Work to do: Reproduce every line of the items below verbatim, leaving out the pictures.
··· Supplied records
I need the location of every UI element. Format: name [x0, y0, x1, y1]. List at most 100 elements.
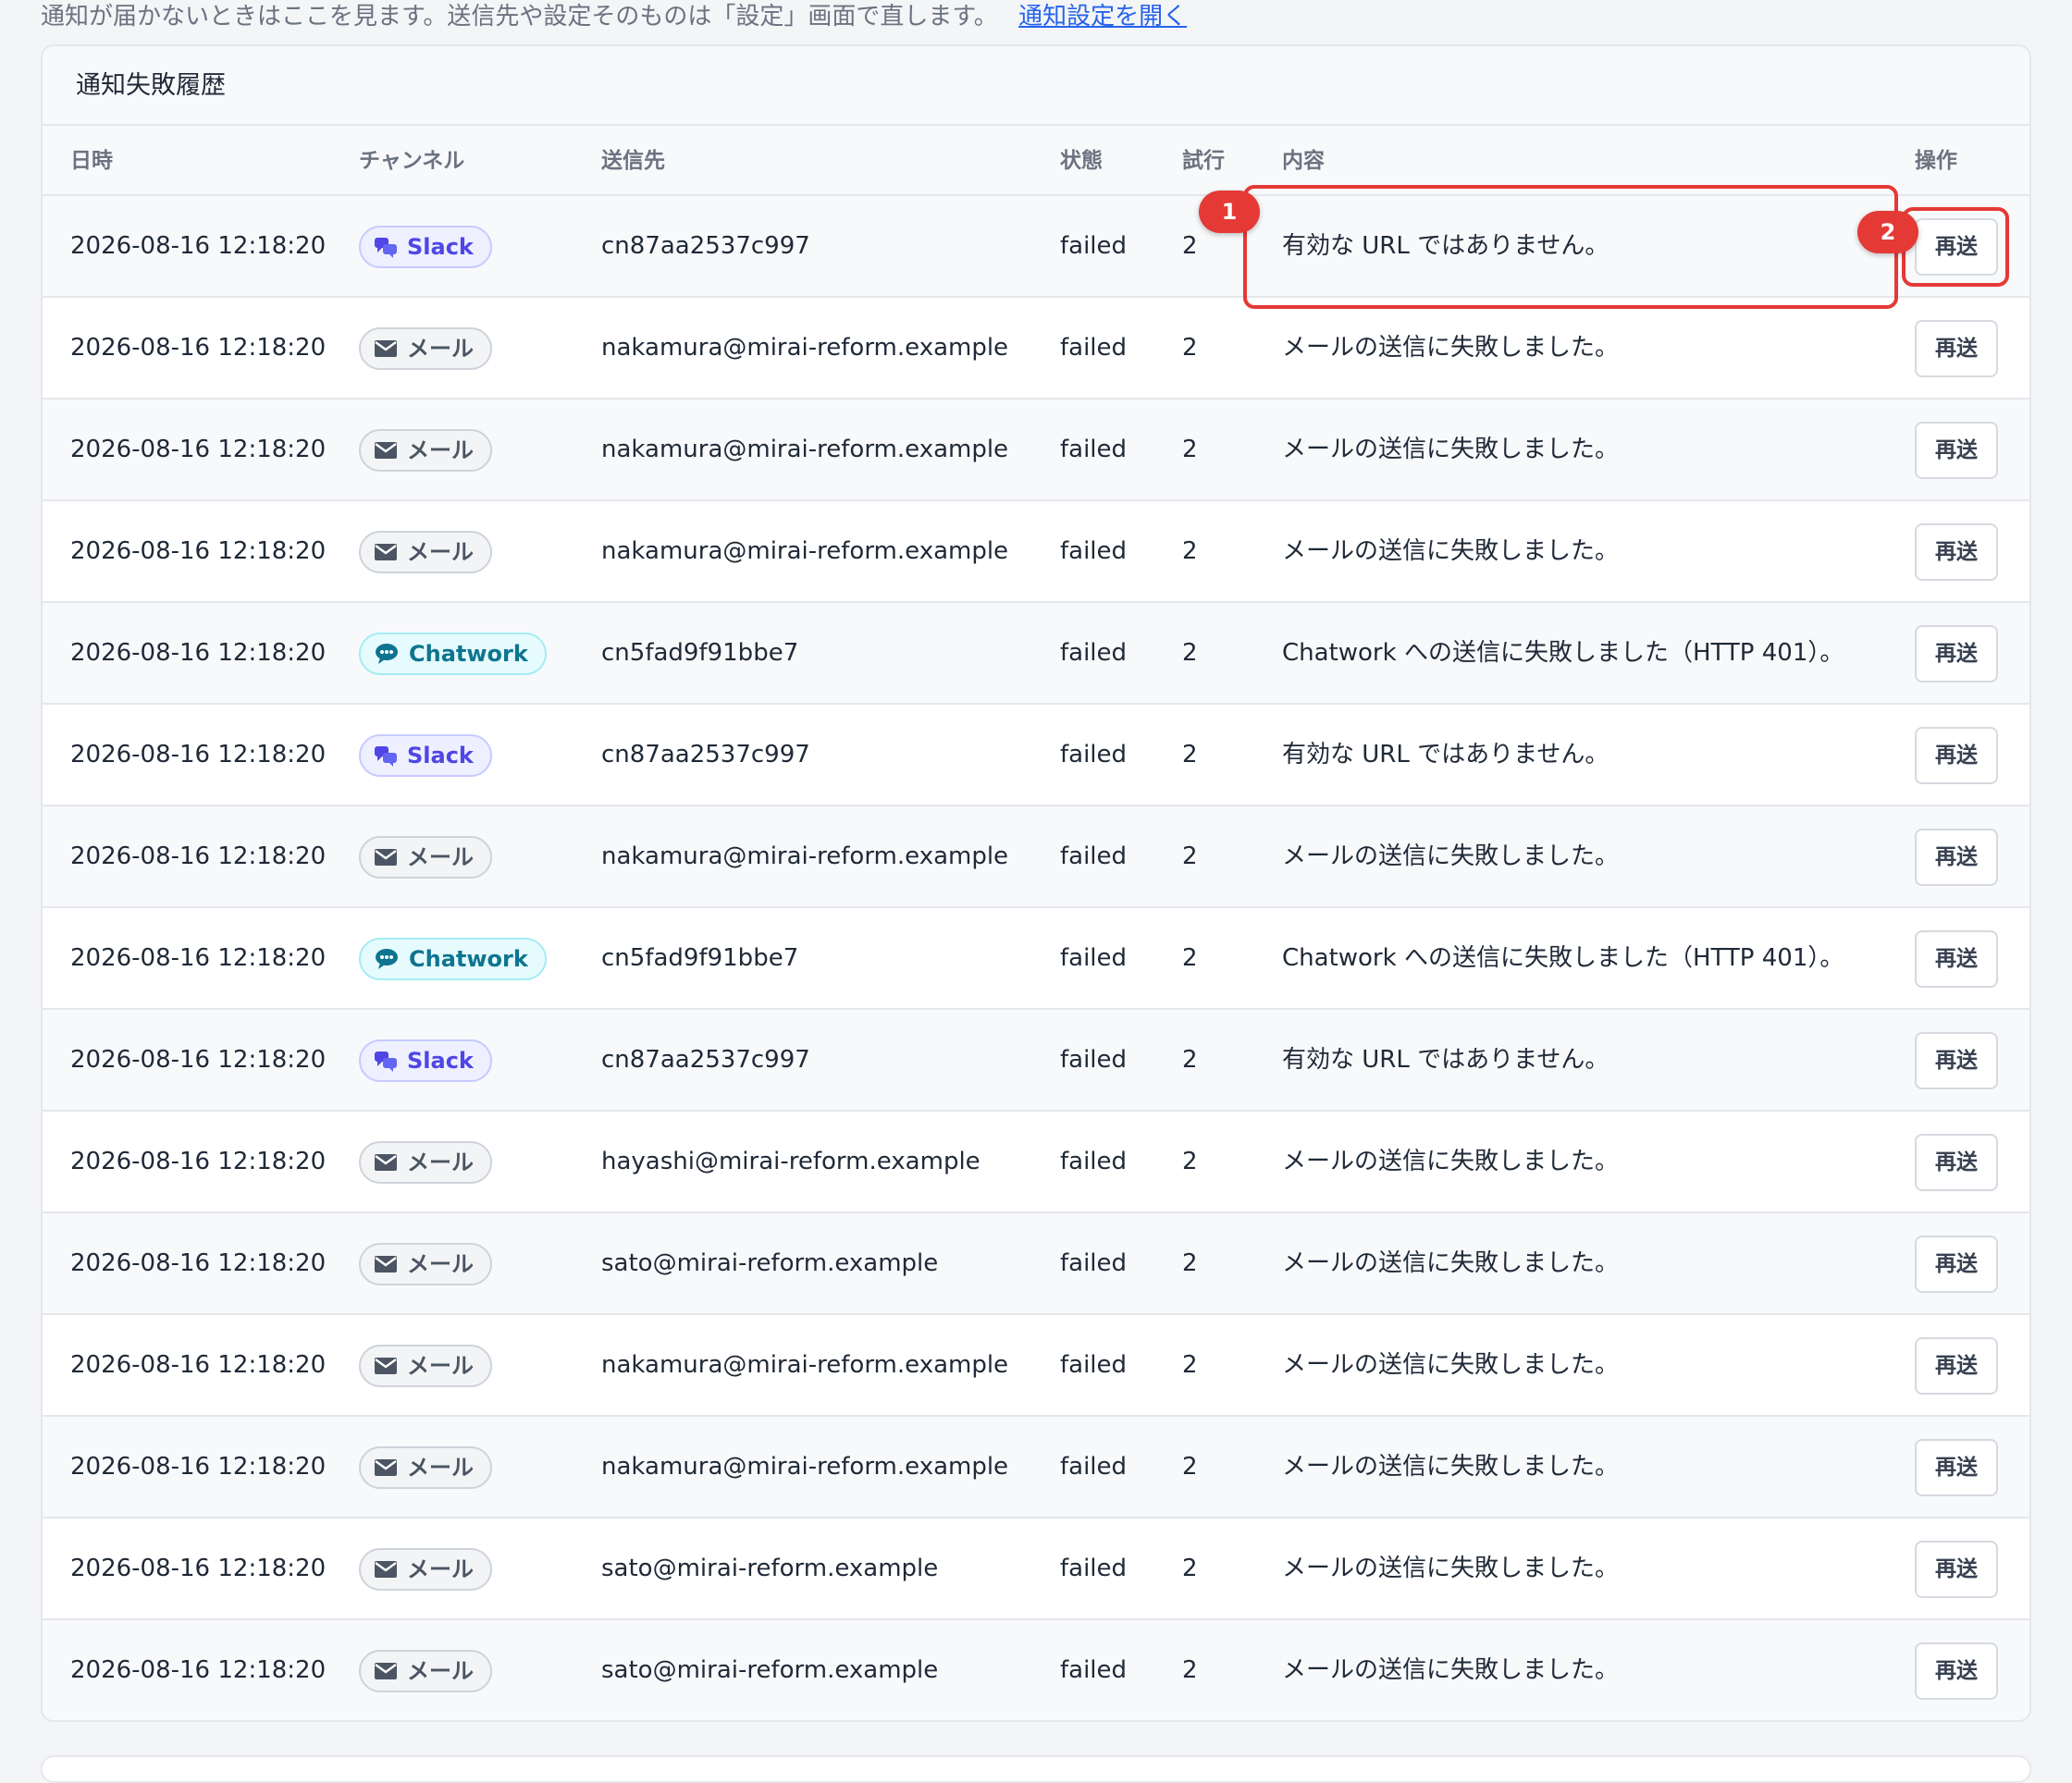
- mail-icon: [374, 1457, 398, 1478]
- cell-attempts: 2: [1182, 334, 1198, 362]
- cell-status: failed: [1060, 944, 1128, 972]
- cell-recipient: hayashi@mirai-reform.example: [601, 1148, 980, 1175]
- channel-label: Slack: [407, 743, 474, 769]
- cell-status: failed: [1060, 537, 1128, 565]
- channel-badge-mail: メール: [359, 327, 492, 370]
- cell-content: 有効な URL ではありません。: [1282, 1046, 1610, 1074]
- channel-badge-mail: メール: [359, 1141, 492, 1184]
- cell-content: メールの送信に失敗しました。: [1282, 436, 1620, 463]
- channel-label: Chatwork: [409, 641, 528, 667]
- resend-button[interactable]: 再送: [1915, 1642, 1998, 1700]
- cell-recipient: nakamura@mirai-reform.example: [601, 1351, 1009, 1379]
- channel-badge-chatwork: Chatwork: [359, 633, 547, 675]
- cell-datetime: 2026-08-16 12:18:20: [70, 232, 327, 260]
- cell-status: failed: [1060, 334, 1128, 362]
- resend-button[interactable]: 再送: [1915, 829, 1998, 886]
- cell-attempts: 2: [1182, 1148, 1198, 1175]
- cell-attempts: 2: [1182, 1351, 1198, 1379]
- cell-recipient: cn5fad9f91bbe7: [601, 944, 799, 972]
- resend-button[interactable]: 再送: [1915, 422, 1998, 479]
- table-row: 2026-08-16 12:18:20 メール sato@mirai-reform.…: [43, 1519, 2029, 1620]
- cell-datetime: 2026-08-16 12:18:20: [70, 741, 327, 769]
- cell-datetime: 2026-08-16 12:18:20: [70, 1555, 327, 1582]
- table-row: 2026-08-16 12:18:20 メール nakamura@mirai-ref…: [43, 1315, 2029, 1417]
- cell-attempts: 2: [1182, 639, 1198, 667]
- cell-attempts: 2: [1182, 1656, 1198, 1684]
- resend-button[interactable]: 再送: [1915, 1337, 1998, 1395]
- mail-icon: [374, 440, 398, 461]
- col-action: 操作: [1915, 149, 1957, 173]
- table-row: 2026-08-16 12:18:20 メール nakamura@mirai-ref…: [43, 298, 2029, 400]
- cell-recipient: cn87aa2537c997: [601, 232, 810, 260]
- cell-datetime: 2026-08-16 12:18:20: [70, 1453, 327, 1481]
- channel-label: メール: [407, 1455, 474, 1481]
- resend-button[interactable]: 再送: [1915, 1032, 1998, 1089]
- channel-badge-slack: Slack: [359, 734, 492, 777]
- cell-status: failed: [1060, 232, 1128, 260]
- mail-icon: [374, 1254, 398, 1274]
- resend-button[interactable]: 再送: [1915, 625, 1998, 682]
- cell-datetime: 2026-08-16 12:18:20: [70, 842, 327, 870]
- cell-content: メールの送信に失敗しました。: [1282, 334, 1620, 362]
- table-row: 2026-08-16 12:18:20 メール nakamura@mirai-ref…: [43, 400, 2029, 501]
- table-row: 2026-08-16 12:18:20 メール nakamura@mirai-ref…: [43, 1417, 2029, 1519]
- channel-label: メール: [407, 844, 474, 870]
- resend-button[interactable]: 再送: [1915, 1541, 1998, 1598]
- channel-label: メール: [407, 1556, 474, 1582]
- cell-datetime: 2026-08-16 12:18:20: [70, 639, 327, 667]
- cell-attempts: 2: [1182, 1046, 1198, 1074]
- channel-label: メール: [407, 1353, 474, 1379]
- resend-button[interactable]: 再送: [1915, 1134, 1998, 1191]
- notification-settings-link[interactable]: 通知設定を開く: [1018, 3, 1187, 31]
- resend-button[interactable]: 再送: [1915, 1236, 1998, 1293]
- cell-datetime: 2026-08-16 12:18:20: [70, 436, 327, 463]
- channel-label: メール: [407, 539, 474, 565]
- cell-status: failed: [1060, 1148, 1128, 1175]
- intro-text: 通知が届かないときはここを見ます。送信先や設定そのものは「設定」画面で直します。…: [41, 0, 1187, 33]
······
Solved exercise:
I need the location of every UI element. Format: name [x0, y0, x1, y1]. List at most 100 elements.
- mail-icon: [374, 1457, 398, 1478]
- cell-attempts: 2: [1182, 334, 1198, 362]
- cell-status: failed: [1060, 944, 1128, 972]
- cell-recipient: hayashi@mirai-reform.example: [601, 1148, 980, 1175]
- channel-label: Slack: [407, 743, 474, 769]
- cell-status: failed: [1060, 537, 1128, 565]
- channel-badge-mail: メール: [359, 327, 492, 370]
- cell-content: 有効な URL ではありません。: [1282, 1046, 1610, 1074]
- channel-badge-mail: メール: [359, 1141, 492, 1184]
- cell-content: メールの送信に失敗しました。: [1282, 436, 1620, 463]
- channel-label: Chatwork: [409, 641, 528, 667]
- resend-button[interactable]: 再送: [1915, 1642, 1998, 1700]
- cell-recipient: nakamura@mirai-reform.example: [601, 1351, 1009, 1379]
- channel-badge-chatwork: Chatwork: [359, 633, 547, 675]
- cell-datetime: 2026-08-16 12:18:20: [70, 232, 327, 260]
- cell-status: failed: [1060, 334, 1128, 362]
- resend-button[interactable]: 再送: [1915, 829, 1998, 886]
- cell-attempts: 2: [1182, 1148, 1198, 1175]
- cell-attempts: 2: [1182, 1351, 1198, 1379]
- cell-recipient: cn5fad9f91bbe7: [601, 944, 799, 972]
- resend-button[interactable]: 再送: [1915, 422, 1998, 479]
- table-row: 2026-08-16 12:18:20 メール sato@mirai-reform.…: [43, 1519, 2029, 1620]
- cell-datetime: 2026-08-16 12:18:20: [70, 741, 327, 769]
- cell-datetime: 2026-08-16 12:18:20: [70, 1555, 327, 1582]
- table-row: 2026-08-16 12:18:20 メール nakamura@mirai-ref…: [43, 1315, 2029, 1417]
- cell-attempts: 2: [1182, 639, 1198, 667]
- cell-attempts: 2: [1182, 1656, 1198, 1684]
- resend-button[interactable]: 再送: [1915, 1337, 1998, 1395]
- mail-icon: [374, 440, 398, 461]
- col-action: 操作: [1915, 149, 1957, 173]
- table-row: 2026-08-16 12:18:20 メール nakamura@mirai-ref…: [43, 298, 2029, 400]
- cell-recipient: cn87aa2537c997: [601, 232, 810, 260]
- cell-datetime: 2026-08-16 12:18:20: [70, 1453, 327, 1481]
- channel-label: メール: [407, 1455, 474, 1481]
- resend-button[interactable]: 再送: [1915, 1032, 1998, 1089]
- channel-badge-slack: Slack: [359, 734, 492, 777]
- cell-status: failed: [1060, 232, 1128, 260]
- mail-icon: [374, 1254, 398, 1274]
- resend-button[interactable]: 再送: [1915, 625, 1998, 682]
- cell-datetime: 2026-08-16 12:18:20: [70, 842, 327, 870]
- cell-content: メールの送信に失敗しました。: [1282, 334, 1620, 362]
- table-row: 2026-08-16 12:18:20 メール nakamura@mirai-ref…: [43, 400, 2029, 501]
- table-row: 2026-08-16 12:18:20 メール nakamura@mirai-ref…: [43, 1417, 2029, 1519]
- channel-label: メール: [407, 844, 474, 870]
- resend-button[interactable]: 再送: [1915, 1541, 1998, 1598]
- channel-label: メール: [407, 1556, 474, 1582]
- cell-datetime: 2026-08-16 12:18:20: [70, 639, 327, 667]
- cell-attempts: 2: [1182, 1046, 1198, 1074]
- channel-label: メール: [407, 1353, 474, 1379]
- resend-button[interactable]: 再送: [1915, 1134, 1998, 1191]
- notification-settings-link[interactable]: 通知設定を開く: [1018, 3, 1187, 31]
- resend-button[interactable]: 再送: [1915, 1236, 1998, 1293]
- cell-datetime: 2026-08-16 12:18:20: [70, 436, 327, 463]
- channel-label: メール: [407, 539, 474, 565]
- cell-status: failed: [1060, 1148, 1128, 1175]
- intro-text: 通知が届かないときはここを見ます。送信先や設定そのものは「設定」画面で直します。…: [41, 0, 1187, 33]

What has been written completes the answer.